▸ **The exercise**
Whenever a line below holds the word "screenshot", copy that line.
— START —
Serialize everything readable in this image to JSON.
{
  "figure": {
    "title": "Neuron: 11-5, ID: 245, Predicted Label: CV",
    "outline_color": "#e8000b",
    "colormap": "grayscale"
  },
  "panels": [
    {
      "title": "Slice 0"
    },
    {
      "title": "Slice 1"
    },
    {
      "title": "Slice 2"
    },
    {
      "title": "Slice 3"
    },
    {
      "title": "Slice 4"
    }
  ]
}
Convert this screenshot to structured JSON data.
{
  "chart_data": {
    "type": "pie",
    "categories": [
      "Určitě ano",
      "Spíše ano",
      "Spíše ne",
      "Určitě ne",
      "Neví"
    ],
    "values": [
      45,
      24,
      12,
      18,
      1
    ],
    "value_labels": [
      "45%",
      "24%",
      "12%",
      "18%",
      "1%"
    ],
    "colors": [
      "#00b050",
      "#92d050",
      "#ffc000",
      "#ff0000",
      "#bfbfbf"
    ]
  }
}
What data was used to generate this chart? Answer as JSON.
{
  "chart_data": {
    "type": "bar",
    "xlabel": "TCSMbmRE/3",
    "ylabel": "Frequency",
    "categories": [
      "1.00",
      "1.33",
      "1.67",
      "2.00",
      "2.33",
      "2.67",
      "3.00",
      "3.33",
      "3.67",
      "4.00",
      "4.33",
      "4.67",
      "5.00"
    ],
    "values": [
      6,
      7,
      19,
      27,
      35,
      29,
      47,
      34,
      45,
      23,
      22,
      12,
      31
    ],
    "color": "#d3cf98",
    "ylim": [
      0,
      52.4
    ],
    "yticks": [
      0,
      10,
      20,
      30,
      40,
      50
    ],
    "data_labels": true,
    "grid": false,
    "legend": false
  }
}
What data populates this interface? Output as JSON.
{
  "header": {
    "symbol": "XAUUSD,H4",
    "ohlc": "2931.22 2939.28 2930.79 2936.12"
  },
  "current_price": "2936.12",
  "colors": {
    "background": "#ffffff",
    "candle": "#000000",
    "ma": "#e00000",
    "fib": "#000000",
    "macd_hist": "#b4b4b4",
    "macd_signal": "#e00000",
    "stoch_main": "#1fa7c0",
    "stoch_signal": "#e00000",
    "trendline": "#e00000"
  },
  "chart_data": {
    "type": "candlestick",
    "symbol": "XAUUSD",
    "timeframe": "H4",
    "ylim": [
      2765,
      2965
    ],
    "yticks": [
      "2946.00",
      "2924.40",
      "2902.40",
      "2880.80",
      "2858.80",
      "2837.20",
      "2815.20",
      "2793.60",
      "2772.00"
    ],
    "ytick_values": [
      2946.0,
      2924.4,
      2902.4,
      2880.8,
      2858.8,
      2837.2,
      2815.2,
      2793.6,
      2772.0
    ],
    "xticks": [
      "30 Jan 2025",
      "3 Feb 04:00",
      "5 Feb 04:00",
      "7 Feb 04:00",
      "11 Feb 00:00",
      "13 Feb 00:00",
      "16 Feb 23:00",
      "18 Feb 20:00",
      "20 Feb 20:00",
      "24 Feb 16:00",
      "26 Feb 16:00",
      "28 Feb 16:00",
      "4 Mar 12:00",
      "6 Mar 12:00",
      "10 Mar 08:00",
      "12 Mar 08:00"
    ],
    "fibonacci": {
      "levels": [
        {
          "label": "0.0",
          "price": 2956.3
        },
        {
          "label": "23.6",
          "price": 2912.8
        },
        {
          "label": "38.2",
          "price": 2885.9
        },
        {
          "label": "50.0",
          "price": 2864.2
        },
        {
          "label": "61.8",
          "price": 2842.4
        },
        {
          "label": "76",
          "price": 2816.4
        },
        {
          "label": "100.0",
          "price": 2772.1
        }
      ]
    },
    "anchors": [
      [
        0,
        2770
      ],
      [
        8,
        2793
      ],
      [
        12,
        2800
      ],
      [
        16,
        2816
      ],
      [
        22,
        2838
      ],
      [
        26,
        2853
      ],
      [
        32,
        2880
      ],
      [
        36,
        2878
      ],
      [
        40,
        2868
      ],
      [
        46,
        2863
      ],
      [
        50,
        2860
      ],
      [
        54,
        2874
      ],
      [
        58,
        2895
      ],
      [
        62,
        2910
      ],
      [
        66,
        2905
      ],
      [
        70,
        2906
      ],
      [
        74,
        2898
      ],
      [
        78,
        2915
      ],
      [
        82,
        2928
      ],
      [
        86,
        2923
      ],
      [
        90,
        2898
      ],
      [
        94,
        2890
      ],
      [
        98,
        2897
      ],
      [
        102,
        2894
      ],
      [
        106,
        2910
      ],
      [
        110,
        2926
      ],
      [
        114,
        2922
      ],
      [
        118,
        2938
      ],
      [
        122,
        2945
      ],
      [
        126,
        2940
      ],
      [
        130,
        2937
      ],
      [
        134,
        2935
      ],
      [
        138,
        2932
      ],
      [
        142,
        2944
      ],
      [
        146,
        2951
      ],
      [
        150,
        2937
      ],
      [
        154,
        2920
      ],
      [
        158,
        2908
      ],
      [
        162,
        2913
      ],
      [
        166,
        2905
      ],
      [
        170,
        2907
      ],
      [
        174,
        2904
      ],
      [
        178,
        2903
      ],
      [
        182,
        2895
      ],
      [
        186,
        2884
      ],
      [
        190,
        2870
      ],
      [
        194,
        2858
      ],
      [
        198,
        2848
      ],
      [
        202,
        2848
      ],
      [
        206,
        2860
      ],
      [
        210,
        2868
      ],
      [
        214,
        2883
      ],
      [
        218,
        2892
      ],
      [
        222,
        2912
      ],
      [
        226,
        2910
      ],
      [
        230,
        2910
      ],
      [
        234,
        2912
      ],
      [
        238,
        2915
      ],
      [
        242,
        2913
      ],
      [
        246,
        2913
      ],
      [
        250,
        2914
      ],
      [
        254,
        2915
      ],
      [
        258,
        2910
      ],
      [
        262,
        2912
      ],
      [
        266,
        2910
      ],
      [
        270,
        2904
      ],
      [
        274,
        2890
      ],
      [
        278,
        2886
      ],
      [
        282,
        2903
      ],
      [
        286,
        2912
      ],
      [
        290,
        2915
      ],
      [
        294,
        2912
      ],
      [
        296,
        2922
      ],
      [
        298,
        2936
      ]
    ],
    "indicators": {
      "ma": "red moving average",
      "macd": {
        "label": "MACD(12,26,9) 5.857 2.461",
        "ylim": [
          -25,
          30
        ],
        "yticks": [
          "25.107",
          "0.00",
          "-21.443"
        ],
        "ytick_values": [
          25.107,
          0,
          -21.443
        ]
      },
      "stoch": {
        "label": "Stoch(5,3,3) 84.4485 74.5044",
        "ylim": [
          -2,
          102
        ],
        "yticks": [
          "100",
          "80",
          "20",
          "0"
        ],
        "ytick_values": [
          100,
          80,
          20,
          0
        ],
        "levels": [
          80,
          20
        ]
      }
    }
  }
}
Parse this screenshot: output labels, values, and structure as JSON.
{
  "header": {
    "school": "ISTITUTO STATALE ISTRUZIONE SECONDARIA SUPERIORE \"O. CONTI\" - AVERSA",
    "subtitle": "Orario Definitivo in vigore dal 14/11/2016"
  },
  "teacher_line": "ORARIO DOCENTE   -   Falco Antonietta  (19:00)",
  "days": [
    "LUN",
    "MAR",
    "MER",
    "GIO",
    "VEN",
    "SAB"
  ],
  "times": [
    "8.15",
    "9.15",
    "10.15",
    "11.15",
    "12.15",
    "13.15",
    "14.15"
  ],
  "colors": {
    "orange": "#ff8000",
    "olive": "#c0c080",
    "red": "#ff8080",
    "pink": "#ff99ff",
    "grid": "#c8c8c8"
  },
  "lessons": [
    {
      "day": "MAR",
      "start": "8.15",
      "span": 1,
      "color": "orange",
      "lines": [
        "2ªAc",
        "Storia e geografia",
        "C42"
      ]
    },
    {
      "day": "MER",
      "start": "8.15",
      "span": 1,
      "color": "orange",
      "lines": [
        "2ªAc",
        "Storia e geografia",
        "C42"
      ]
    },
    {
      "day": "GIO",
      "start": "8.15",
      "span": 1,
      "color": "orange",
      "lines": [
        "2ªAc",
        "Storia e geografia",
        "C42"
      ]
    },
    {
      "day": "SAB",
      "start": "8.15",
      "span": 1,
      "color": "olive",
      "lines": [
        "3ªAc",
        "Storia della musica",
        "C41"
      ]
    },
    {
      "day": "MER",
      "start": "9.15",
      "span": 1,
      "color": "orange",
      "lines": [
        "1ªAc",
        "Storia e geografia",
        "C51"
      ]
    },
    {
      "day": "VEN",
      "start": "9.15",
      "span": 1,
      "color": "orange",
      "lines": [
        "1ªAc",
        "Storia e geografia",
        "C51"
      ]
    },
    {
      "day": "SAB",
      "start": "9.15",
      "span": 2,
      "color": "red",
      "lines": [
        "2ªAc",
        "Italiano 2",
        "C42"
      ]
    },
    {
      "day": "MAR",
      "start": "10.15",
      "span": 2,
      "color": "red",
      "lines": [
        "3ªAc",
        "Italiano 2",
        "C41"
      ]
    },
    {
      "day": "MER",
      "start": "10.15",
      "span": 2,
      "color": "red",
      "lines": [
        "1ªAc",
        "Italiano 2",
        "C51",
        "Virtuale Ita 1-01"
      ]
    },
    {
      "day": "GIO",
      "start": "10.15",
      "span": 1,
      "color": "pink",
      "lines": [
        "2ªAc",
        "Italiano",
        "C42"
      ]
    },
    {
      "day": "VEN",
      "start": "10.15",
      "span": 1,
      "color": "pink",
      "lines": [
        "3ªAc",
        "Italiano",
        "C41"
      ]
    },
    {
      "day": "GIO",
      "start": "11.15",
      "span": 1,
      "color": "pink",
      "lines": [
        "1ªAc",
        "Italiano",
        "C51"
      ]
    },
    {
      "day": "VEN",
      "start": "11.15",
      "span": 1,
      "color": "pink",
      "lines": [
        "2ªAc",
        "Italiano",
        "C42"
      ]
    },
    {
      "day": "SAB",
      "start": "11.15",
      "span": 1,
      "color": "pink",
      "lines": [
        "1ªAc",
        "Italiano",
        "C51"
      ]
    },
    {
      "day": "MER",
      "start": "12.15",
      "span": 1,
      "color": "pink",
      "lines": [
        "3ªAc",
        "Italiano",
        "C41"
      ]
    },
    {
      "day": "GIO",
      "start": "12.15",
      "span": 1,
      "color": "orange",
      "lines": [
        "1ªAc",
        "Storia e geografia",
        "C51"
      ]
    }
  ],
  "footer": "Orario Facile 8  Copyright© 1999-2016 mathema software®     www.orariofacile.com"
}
— END —
▸ **Response**
Convert this screenshot to structured JSON data.
Parse this screenshot: output labels, values, and structure as JSON.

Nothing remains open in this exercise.